:: Required work ::
Please give the lines from the line with "table-row — [15, 362, 973, 380]" up to and including the line with "personalkosten-cell: 14 625" again, swapping "kosten-je-behandlungsfall-cell" for "cost-per-case-cell" and leaving everything else unchanged.

::: Data entries

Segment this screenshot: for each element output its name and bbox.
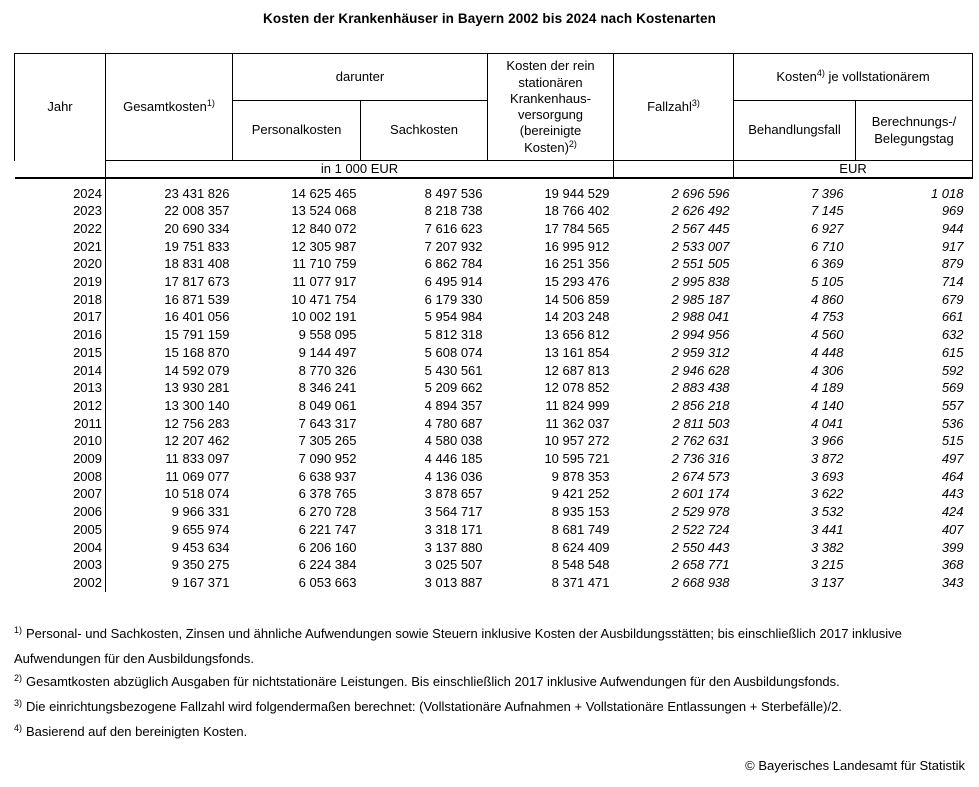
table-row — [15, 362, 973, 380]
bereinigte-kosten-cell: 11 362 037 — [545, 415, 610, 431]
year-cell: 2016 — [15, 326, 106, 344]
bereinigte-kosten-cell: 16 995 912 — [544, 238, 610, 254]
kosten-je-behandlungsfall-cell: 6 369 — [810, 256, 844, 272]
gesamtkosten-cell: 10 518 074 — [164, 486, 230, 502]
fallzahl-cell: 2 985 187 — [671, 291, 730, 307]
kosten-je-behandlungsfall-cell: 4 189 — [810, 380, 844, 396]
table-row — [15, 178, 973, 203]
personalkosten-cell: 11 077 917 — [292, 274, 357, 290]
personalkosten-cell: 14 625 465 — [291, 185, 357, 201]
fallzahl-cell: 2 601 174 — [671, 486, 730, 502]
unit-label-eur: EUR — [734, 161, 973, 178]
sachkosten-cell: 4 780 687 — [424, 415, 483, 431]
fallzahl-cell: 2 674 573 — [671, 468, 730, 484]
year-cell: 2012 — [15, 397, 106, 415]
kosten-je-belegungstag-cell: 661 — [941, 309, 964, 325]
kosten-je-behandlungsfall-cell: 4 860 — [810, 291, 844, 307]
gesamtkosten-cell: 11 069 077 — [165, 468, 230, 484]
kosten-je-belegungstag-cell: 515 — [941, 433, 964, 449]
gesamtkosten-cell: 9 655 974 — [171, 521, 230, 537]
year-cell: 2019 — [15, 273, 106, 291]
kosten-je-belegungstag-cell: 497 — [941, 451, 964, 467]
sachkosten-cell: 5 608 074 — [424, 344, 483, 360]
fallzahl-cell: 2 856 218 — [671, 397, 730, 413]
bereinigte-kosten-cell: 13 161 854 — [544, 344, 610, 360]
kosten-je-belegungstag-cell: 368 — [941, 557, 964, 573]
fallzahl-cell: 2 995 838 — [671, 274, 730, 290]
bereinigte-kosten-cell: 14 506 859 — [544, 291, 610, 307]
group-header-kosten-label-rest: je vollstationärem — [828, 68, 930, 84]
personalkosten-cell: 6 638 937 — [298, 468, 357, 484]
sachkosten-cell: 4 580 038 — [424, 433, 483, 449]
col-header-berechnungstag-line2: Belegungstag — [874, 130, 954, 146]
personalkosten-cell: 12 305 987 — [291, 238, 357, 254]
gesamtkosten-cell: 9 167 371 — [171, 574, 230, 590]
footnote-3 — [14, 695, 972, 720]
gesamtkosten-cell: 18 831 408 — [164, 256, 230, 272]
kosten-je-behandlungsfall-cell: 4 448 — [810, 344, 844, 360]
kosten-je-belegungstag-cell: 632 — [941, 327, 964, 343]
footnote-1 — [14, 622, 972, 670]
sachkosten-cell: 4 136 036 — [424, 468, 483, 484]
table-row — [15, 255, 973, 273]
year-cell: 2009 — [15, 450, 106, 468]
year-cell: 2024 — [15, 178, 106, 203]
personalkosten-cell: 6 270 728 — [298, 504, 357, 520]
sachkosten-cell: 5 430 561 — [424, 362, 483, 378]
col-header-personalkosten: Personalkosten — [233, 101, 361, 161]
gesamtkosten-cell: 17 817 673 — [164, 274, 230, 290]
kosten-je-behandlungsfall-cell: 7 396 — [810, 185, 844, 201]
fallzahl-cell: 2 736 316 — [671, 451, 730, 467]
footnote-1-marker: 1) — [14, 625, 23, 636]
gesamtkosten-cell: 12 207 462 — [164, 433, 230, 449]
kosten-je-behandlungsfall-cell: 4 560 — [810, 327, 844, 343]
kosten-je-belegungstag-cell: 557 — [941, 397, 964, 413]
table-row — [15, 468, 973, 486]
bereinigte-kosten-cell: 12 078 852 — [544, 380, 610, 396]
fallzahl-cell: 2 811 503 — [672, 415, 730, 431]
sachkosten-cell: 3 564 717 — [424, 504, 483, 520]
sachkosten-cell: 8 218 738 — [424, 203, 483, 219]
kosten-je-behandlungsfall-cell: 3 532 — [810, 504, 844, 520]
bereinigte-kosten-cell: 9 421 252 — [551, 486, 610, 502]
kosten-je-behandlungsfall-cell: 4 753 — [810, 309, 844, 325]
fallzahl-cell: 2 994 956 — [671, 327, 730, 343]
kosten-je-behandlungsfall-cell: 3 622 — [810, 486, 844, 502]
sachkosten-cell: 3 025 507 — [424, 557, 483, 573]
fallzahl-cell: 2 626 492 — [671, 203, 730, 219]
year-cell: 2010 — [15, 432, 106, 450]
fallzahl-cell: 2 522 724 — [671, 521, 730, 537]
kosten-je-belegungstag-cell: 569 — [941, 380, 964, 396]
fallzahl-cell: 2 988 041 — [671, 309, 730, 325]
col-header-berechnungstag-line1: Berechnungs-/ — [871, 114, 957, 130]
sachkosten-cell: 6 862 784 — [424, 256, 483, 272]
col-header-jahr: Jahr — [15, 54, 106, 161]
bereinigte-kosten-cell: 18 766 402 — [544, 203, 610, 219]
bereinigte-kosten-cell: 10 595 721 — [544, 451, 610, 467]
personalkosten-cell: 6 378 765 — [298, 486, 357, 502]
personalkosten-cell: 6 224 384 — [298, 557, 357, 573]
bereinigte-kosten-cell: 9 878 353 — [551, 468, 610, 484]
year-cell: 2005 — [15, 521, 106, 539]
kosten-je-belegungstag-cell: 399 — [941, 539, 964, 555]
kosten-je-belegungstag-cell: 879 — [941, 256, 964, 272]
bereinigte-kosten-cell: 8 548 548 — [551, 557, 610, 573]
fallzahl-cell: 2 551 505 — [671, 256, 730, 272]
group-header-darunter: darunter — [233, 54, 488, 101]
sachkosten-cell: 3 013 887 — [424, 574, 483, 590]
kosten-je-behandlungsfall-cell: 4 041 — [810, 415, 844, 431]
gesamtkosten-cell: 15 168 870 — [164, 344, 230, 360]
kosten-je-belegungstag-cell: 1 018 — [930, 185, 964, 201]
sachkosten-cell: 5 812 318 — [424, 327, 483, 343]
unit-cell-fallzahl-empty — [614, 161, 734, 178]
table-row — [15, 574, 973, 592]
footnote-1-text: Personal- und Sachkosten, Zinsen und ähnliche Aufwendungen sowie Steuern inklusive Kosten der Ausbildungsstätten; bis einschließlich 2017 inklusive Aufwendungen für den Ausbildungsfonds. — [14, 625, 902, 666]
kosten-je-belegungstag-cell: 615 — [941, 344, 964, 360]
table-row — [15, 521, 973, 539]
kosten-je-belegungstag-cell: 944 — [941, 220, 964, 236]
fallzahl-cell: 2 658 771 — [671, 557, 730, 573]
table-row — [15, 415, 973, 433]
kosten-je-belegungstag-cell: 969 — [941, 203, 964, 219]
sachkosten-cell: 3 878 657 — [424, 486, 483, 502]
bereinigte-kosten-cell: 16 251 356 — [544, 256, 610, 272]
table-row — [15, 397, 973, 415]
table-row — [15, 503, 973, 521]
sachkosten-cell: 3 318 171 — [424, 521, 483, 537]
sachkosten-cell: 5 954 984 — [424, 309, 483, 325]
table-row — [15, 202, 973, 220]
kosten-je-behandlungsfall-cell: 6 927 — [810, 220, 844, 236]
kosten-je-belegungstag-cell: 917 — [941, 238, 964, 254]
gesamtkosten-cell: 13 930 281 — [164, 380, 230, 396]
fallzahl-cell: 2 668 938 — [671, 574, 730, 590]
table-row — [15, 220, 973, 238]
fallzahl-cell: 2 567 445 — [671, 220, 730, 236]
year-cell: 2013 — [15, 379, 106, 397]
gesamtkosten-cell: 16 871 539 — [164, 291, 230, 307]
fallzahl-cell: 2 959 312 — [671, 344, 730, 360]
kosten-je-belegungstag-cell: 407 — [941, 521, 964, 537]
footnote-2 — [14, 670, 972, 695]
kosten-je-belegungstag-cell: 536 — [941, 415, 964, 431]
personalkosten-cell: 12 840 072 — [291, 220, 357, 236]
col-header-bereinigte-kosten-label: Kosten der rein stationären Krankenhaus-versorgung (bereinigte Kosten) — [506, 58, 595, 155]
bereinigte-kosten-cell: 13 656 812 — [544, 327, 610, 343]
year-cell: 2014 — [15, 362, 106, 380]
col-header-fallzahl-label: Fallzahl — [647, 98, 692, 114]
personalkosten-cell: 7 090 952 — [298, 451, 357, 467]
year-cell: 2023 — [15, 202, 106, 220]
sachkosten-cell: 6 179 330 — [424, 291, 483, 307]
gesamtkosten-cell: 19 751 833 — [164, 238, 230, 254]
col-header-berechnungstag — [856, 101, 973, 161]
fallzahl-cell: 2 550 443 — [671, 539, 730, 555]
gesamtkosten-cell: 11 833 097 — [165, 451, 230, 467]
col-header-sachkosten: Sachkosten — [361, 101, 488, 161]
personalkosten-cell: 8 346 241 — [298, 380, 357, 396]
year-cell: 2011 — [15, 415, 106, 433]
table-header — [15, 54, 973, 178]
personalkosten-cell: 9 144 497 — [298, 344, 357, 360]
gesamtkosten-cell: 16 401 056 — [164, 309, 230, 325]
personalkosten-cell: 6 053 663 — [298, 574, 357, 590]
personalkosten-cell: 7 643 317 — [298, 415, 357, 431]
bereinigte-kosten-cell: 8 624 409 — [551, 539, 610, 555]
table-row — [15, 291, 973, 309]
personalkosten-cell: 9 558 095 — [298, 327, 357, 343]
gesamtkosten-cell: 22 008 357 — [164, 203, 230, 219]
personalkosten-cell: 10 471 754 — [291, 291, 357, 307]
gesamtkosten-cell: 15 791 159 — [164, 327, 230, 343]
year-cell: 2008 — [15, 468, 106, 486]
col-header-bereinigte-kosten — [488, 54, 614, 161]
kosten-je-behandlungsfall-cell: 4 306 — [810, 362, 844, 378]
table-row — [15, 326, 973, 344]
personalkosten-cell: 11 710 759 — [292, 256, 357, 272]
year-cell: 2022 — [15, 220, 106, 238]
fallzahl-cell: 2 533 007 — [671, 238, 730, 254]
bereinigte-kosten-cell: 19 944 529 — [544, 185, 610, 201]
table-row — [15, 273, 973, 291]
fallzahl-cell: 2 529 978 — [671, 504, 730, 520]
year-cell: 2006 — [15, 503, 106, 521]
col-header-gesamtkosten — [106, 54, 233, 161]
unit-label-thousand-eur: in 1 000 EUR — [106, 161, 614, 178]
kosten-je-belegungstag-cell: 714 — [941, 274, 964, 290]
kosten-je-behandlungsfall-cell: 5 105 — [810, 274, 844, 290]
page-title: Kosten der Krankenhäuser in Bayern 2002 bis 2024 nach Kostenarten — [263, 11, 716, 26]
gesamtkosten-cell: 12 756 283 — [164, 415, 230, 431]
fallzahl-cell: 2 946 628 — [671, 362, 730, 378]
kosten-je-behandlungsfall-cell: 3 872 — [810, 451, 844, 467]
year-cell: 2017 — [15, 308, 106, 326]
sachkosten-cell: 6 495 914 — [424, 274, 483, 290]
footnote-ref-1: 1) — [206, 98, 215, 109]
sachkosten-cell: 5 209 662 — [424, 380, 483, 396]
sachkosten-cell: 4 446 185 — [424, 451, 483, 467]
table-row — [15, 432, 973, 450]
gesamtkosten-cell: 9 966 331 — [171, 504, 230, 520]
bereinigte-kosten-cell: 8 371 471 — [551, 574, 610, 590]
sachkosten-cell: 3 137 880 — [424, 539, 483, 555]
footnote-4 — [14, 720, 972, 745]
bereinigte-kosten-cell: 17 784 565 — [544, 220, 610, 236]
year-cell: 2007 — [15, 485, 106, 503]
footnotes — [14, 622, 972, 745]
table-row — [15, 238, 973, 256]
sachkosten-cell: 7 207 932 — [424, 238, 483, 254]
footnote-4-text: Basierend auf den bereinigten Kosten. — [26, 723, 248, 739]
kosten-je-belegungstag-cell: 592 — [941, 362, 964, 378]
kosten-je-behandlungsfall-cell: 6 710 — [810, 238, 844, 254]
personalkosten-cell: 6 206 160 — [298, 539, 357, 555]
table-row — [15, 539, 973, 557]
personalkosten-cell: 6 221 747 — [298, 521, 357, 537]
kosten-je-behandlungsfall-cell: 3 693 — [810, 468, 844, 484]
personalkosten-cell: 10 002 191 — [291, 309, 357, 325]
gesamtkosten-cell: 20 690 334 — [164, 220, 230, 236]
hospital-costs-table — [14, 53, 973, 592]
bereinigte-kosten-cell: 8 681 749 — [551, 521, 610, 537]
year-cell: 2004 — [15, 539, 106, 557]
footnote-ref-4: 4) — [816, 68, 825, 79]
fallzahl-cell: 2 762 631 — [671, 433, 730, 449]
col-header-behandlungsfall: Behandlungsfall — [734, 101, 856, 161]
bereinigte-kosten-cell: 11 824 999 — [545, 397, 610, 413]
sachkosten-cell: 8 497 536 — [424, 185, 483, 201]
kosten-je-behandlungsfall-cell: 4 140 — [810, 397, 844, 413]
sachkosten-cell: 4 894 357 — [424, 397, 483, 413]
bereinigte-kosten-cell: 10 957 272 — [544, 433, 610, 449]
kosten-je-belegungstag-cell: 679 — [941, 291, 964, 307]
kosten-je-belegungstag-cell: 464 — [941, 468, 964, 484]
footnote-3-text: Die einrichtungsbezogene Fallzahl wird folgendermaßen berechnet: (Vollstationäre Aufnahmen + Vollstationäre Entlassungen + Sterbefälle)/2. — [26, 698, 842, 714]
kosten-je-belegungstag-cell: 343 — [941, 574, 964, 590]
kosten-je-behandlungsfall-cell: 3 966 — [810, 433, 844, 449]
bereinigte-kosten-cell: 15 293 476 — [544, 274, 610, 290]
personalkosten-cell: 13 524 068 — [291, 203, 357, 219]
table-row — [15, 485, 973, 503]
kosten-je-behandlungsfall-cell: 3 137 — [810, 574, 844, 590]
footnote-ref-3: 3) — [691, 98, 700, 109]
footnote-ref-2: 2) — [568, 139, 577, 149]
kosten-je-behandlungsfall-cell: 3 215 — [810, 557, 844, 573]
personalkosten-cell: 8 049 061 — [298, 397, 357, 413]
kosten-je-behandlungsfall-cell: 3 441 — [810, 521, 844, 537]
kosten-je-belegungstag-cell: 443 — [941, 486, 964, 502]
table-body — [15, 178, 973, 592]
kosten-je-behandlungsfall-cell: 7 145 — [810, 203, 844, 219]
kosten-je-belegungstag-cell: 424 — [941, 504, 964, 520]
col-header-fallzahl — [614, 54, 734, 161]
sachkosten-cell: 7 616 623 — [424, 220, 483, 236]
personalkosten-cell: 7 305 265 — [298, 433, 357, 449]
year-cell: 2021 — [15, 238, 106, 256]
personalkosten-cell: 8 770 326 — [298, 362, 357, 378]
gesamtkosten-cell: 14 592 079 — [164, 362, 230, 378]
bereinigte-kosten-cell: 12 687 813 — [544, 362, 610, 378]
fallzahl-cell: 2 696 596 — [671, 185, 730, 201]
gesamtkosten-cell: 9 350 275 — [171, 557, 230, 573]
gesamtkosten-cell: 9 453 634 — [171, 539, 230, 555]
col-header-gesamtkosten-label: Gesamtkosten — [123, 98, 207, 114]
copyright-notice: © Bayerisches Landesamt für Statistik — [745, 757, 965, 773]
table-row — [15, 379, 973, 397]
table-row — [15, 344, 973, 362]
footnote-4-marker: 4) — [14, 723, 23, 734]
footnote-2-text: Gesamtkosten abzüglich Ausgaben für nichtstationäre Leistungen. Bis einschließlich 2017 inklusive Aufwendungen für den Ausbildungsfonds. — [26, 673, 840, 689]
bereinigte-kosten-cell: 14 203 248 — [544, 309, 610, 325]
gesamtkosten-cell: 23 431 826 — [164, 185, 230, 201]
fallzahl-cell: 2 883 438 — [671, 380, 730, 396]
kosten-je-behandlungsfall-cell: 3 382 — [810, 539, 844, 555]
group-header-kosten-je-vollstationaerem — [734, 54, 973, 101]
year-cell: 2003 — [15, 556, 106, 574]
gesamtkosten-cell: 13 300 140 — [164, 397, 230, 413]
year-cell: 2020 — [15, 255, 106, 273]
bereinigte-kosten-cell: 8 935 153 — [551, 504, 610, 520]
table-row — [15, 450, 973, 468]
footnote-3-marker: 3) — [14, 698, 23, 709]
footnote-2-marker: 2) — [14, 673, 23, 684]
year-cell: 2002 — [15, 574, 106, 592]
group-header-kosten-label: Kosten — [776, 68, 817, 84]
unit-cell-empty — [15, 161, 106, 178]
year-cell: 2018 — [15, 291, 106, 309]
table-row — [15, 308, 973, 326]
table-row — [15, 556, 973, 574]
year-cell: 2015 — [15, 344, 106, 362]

::::::

:: Reply ::
table-row — [15, 362, 973, 380]
bereinigte-kosten-cell: 11 362 037 — [545, 415, 610, 431]
year-cell: 2016 — [15, 326, 106, 344]
bereinigte-kosten-cell: 16 995 912 — [544, 238, 610, 254]
cost-per-case-cell: 6 369 — [810, 256, 844, 272]
gesamtkosten-cell: 10 518 074 — [164, 486, 230, 502]
fallzahl-cell: 2 985 187 — [671, 291, 730, 307]
cost-per-case-cell: 4 189 — [810, 380, 844, 396]
table-row — [15, 178, 973, 203]
personalkosten-cell: 11 077 917 — [292, 274, 357, 290]
personalkosten-cell: 14 625 465 — [291, 185, 357, 201]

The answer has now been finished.